** PROMPT **
Print all the entries verbatim.

_ _ _ _

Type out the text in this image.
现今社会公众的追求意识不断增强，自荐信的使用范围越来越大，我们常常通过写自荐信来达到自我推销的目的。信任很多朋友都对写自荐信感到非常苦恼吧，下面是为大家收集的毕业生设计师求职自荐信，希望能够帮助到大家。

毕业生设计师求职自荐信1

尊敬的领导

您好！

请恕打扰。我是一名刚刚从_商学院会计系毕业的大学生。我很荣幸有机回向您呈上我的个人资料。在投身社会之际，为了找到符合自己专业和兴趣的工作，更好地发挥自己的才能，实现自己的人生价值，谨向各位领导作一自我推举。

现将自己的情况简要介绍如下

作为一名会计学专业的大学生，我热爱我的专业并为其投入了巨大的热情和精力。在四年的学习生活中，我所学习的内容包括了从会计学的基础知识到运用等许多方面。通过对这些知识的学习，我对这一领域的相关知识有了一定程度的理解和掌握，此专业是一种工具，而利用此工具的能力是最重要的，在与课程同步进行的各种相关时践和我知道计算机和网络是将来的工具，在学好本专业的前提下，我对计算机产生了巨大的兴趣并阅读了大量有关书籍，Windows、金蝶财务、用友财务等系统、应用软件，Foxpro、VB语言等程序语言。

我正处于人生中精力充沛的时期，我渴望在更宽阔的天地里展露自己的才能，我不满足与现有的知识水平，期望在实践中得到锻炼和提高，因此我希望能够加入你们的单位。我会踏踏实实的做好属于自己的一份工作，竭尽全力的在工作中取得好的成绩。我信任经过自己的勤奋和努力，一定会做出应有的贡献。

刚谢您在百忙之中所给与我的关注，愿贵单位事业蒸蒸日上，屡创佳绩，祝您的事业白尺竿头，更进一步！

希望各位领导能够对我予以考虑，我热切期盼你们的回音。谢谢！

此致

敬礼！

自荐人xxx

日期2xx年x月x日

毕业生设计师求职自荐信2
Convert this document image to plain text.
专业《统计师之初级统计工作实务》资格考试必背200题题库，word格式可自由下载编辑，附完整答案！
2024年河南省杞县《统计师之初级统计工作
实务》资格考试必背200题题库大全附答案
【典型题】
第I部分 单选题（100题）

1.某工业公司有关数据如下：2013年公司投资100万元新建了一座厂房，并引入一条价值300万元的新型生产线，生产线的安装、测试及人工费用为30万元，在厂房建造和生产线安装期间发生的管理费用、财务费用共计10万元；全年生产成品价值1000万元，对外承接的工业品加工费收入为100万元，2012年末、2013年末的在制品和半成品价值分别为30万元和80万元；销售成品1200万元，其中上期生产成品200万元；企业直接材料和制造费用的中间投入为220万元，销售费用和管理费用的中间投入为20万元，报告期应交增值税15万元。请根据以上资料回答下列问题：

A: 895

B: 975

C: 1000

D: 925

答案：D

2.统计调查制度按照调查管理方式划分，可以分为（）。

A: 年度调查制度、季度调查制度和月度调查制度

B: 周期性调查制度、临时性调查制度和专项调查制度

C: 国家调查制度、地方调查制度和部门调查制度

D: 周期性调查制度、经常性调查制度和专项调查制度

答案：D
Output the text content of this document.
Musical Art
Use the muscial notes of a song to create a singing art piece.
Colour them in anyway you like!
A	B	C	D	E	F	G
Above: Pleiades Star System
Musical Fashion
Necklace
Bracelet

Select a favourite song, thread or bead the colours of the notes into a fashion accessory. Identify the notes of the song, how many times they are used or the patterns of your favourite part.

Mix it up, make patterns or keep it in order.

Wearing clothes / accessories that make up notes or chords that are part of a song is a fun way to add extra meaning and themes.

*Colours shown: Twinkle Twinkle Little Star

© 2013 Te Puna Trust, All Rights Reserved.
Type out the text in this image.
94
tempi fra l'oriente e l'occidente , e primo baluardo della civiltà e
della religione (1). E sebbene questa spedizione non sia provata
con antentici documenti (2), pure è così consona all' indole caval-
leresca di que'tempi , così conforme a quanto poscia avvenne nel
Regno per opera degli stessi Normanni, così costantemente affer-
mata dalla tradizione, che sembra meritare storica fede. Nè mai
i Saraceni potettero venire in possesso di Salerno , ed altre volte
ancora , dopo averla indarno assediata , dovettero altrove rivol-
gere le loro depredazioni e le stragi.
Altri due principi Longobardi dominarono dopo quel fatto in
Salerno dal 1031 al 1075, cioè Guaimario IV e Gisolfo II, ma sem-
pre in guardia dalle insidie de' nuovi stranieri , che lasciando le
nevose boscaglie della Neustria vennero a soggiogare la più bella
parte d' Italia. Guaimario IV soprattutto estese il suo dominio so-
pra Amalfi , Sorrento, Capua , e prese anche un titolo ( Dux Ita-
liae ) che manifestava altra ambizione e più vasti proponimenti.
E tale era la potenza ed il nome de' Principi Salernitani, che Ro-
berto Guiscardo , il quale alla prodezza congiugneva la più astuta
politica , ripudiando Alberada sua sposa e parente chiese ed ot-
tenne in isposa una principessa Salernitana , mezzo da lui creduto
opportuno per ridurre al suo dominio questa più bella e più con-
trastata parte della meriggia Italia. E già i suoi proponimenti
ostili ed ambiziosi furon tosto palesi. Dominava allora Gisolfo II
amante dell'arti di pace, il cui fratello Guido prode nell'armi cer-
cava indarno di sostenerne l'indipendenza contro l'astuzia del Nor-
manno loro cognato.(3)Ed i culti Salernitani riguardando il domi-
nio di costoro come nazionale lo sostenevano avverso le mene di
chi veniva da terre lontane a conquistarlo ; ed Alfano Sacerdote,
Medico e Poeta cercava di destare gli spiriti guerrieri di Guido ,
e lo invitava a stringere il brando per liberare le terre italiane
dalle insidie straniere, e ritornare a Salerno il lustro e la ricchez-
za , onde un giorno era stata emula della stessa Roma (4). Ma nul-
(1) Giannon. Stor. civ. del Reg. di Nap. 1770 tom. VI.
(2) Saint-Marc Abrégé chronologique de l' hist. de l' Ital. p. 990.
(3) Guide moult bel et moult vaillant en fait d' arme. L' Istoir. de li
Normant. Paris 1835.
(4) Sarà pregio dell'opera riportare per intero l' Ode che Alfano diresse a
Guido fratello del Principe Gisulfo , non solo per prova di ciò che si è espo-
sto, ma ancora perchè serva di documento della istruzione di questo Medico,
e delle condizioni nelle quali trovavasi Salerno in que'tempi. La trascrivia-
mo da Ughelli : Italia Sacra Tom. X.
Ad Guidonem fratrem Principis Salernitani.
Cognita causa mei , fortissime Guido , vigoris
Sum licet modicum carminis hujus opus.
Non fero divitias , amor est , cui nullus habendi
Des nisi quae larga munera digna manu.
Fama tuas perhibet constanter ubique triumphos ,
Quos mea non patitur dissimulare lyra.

_ _ _ _

** TASK ANSWER **
Type out the text in this image.
现今社会公众的追求意识不断增强，自荐信的使用范围越来越大，我们常常通过写自荐信来达到自我推销的目的。信任很多朋友都对写自荐信感到非常苦恼吧，下面是为大家收集的毕业生设计师求职自荐信，希望能够帮助到大家。

毕业生设计师求职自荐信1

尊敬的领导

您好！

请恕打扰。我是一名刚刚从_商学院会计系毕业的大学生。我很荣幸有机回向您呈上我的个人资料。在投身社会之际，为了找到符合自己专业和兴趣的工作，更好地发挥自己的才能，实现自己的人生价值，谨向各位领导作一自我推举。

现将自己的情况简要介绍如下

作为一名会计学专业的大学生，我热爱我的专业并为其投入了巨大的热情和精力。在四年的学习生活中，我所学习的内容包括了从会计学的基础知识到运用等许多方面。通过对这些知识的学习，我对这一领域的相关知识有了一定程度的理解和掌握，此专业是一种工具，而利用此工具的能力是最重要的，在与课程同步进行的各种相关时践和我知道计算机和网络是将来的工具，在学好本专业的前提下，我对计算机产生了巨大的兴趣并阅读了大量有关书籍，Windows、金蝶财务、用友财务等系统、应用软件，Foxpro、VB语言等程序语言。

我正处于人生中精力充沛的时期，我渴望在更宽阔的天地里展露自己的才能，我不满足与现有的知识水平，期望在实践中得到锻炼和提高，因此我希望能够加入你们的单位。我会踏踏实实的做好属于自己的一份工作，竭尽全力的在工作中取得好的成绩。我信任经过自己的勤奋和努力，一定会做出应有的贡献。

刚谢您在百忙之中所给与我的关注，愿贵单位事业蒸蒸日上，屡创佳绩，祝您的事业白尺竿头，更进一步！

希望各位领导能够对我予以考虑，我热切期盼你们的回音。谢谢！

此致

敬礼！

自荐人xxx

日期2xx年x月x日

毕业生设计师求职自荐信2
Convert this document image to plain text.
专业《统计师之初级统计工作实务》资格考试必背200题题库，word格式可自由下载编辑，附完整答案！
2024年河南省杞县《统计师之初级统计工作
实务》资格考试必背200题题库大全附答案
【典型题】
第I部分 单选题（100题）

1.某工业公司有关数据如下：2013年公司投资100万元新建了一座厂房，并引入一条价值300万元的新型生产线，生产线的安装、测试及人工费用为30万元，在厂房建造和生产线安装期间发生的管理费用、财务费用共计10万元；全年生产成品价值1000万元，对外承接的工业品加工费收入为100万元，2012年末、2013年末的在制品和半成品价值分别为30万元和80万元；销售成品1200万元，其中上期生产成品200万元；企业直接材料和制造费用的中间投入为220万元，销售费用和管理费用的中间投入为20万元，报告期应交增值税15万元。请根据以上资料回答下列问题：

A: 895

B: 975

C: 1000

D: 925

答案：D

2.统计调查制度按照调查管理方式划分，可以分为（）。

A: 年度调查制度、季度调查制度和月度调查制度

B: 周期性调查制度、临时性调查制度和专项调查制度

C: 国家调查制度、地方调查制度和部门调查制度

D: 周期性调查制度、经常性调查制度和专项调查制度

答案：D
Output the text content of this document.
Musical Art
Use the muscial notes of a song to create a singing art piece.
Colour them in anyway you like!
A	B	C	D	E	F	G
Above: Pleiades Star System
Musical Fashion
Necklace
Bracelet

Select a favourite song, thread or bead the colours of the notes into a fashion accessory. Identify the notes of the song, how many times they are used or the patterns of your favourite part.

Mix it up, make patterns or keep it in order.

Wearing clothes / accessories that make up notes or chords that are part of a song is a fun way to add extra meaning and themes.

*Colours shown: Twinkle Twinkle Little Star

© 2013 Te Puna Trust, All Rights Reserved.
Type out the text in this image.
94
tempi fra l'oriente e l'occidente , e primo baluardo della civiltà e
della religione (1). E sebbene questa spedizione non sia provata
con antentici documenti (2), pure è così consona all' indole caval-
leresca di que'tempi , così conforme a quanto poscia avvenne nel
Regno per opera degli stessi Normanni, così costantemente affer-
mata dalla tradizione, che sembra meritare storica fede. Nè mai
i Saraceni potettero venire in possesso di Salerno , ed altre volte
ancora , dopo averla indarno assediata , dovettero altrove rivol-
gere le loro depredazioni e le stragi.
Altri due principi Longobardi dominarono dopo quel fatto in
Salerno dal 1031 al 1075, cioè Guaimario IV e Gisolfo II, ma sem-
pre in guardia dalle insidie de' nuovi stranieri , che lasciando le
nevose boscaglie della Neustria vennero a soggiogare la più bella
parte d' Italia. Guaimario IV soprattutto estese il suo dominio so-
pra Amalfi , Sorrento, Capua , e prese anche un titolo ( Dux Ita-
liae ) che manifestava altra ambizione e più vasti proponimenti.
E tale era la potenza ed il nome de' Principi Salernitani, che Ro-
berto Guiscardo , il quale alla prodezza congiugneva la più astuta
politica , ripudiando Alberada sua sposa e parente chiese ed ot-
tenne in isposa una principessa Salernitana , mezzo da lui creduto
opportuno per ridurre al suo dominio questa più bella e più con-
trastata parte della meriggia Italia. E già i suoi proponimenti
ostili ed ambiziosi furon tosto palesi. Dominava allora Gisolfo II
amante dell'arti di pace, il cui fratello Guido prode nell'armi cer-
cava indarno di sostenerne l'indipendenza contro l'astuzia del Nor-
manno loro cognato.(3)Ed i culti Salernitani riguardando il domi-
nio di costoro come nazionale lo sostenevano avverso le mene di
chi veniva da terre lontane a conquistarlo ; ed Alfano Sacerdote,
Medico e Poeta cercava di destare gli spiriti guerrieri di Guido ,
e lo invitava a stringere il brando per liberare le terre italiane
dalle insidie straniere, e ritornare a Salerno il lustro e la ricchez-
za , onde un giorno era stata emula della stessa Roma (4). Ma nul-
(1) Giannon. Stor. civ. del Reg. di Nap. 1770 tom. VI.
(2) Saint-Marc Abrégé chronologique de l' hist. de l' Ital. p. 990.
(3) Guide moult bel et moult vaillant en fait d' arme. L' Istoir. de li
Normant. Paris 1835.
(4) Sarà pregio dell'opera riportare per intero l' Ode che Alfano diresse a
Guido fratello del Principe Gisulfo , non solo per prova di ciò che si è espo-
sto, ma ancora perchè serva di documento della istruzione di questo Medico,
e delle condizioni nelle quali trovavasi Salerno in que'tempi. La trascrivia-
mo da Ughelli : Italia Sacra Tom. X.
Ad Guidonem fratrem Principis Salernitani.
Cognita causa mei , fortissime Guido , vigoris
Sum licet modicum carminis hujus opus.
Non fero divitias , amor est , cui nullus habendi
Des nisi quae larga munera digna manu.
Fama tuas perhibet constanter ubique triumphos ,
Quos mea non patitur dissimulare lyra.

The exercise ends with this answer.